>>>>>
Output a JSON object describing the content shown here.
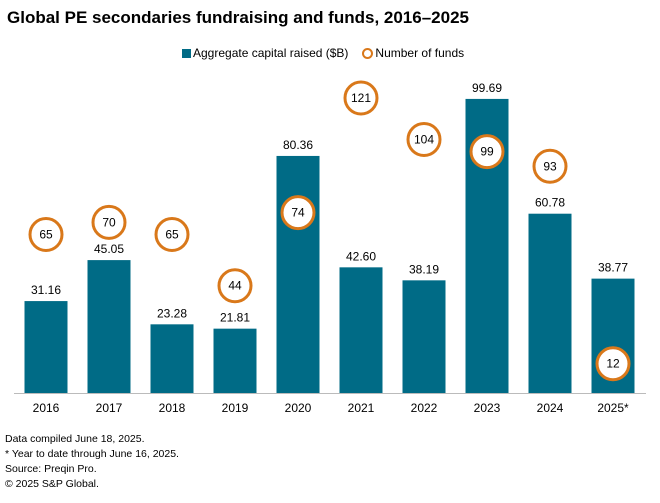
{
  "chart_data": {
    "type": "bar",
    "title": "Global PE secondaries fundraising and funds, 2016–2025",
    "categories": [
      "2016",
      "2017",
      "2018",
      "2019",
      "2020",
      "2021",
      "2022",
      "2023",
      "2024",
      "2025*"
    ],
    "series": [
      {
        "name": "Aggregate capital raised ($B)",
        "type": "bar",
        "color": "#006B86",
        "values": [
          31.16,
          45.05,
          23.28,
          21.81,
          80.36,
          42.6,
          38.19,
          99.69,
          60.78,
          38.77
        ],
        "labels": [
          "31.16",
          "45.05",
          "23.28",
          "21.81",
          "80.36",
          "42.60",
          "38.19",
          "99.69",
          "60.78",
          "38.77"
        ],
        "ylim": [
          0,
          100
        ]
      },
      {
        "name": "Number of funds",
        "type": "marker",
        "color": "#D9781A",
        "values": [
          65,
          70,
          65,
          44,
          74,
          121,
          104,
          99,
          93,
          12
        ],
        "ylim": [
          0,
          121
        ]
      }
    ],
    "legend": "top-center",
    "grid": false
  },
  "notes": [
    "Data compiled June 18, 2025.",
    "* Year to date through June 16, 2025.",
    "Source: Preqin Pro.",
    "© 2025 S&P Global."
  ]
}
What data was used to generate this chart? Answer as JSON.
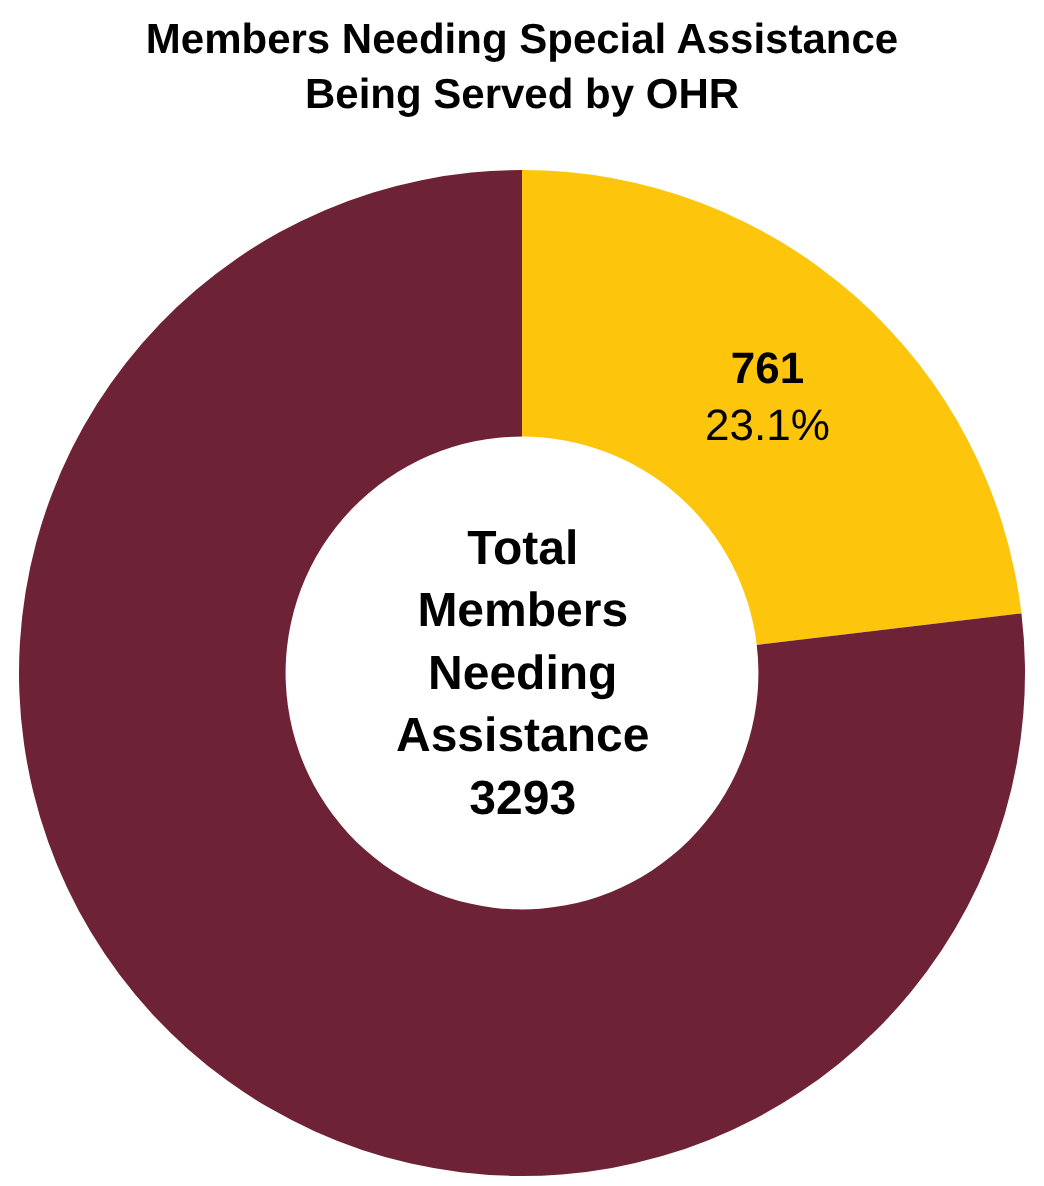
{
  "chart_data": {
    "type": "donut",
    "title": "Members Needing Special Assistance\nBeing Served by OHR",
    "categories": [
      null,
      null
    ],
    "values": [
      761,
      2532
    ],
    "colors": [
      "#fdc60c",
      "#6e2236"
    ],
    "value_labels": [
      "761\n23.1%",
      null
    ],
    "annotations": [
      "Total\nMembers\nNeeding\nAssistance\n3293"
    ],
    "legend": false
  }
}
<<<<<
What the exercise asks →
Repeat the data exactly, dropping every picture it holds.

Answer in full →
Output a JSON object describing the content shown here.
{
  "chart_data": {
    "type": "bar",
    "title": "Global PE secondaries fundraising and funds, 2016–2025",
    "categories": [
      "2016",
      "2017",
      "2018",
      "2019",
      "2020",
      "2021",
      "2022",
      "2023",
      "2024",
      "2025*"
    ],
    "series": [
      {
        "name": "Aggregate capital raised ($B)",
        "type": "bar",
        "color": "#006B86",
        "values": [
          31.16,
          45.05,
          23.28,
          21.81,
          80.36,
          42.6,
          38.19,
          99.69,
          60.78,
          38.77
        ],
        "labels": [
          "31.16",
          "45.05",
          "23.28",
          "21.81",
          "80.36",
          "42.60",
          "38.19",
          "99.69",
          "60.78",
          "38.77"
        ],
        "ylim": [
          0,
          100
        ]
      },
      {
        "name": "Number of funds",
        "type": "marker",
        "color": "#D9781A",
        "values": [
          65,
          70,
          65,
          44,
          74,
          121,
          104,
          99,
          93,
          12
        ],
        "ylim": [
          0,
          121
        ]
      }
    ],
    "legend": "top-center",
    "grid": false
  },
  "notes": [
    "Data compiled June 18, 2025.",
    "* Year to date through June 16, 2025.",
    "Source: Preqin Pro.",
    "© 2025 S&P Global."
  ]
}
What data was used to generate this chart? Answer as JSON.
{
  "chart_data": {
    "type": "donut",
    "title": "Members Needing Special Assistance\nBeing Served by OHR",
    "categories": [
      null,
      null
    ],
    "values": [
      761,
      2532
    ],
    "colors": [
      "#fdc60c",
      "#6e2236"
    ],
    "value_labels": [
      "761\n23.1%",
      null
    ],
    "annotations": [
      "Total\nMembers\nNeeding\nAssistance\n3293"
    ],
    "legend": false
  }
}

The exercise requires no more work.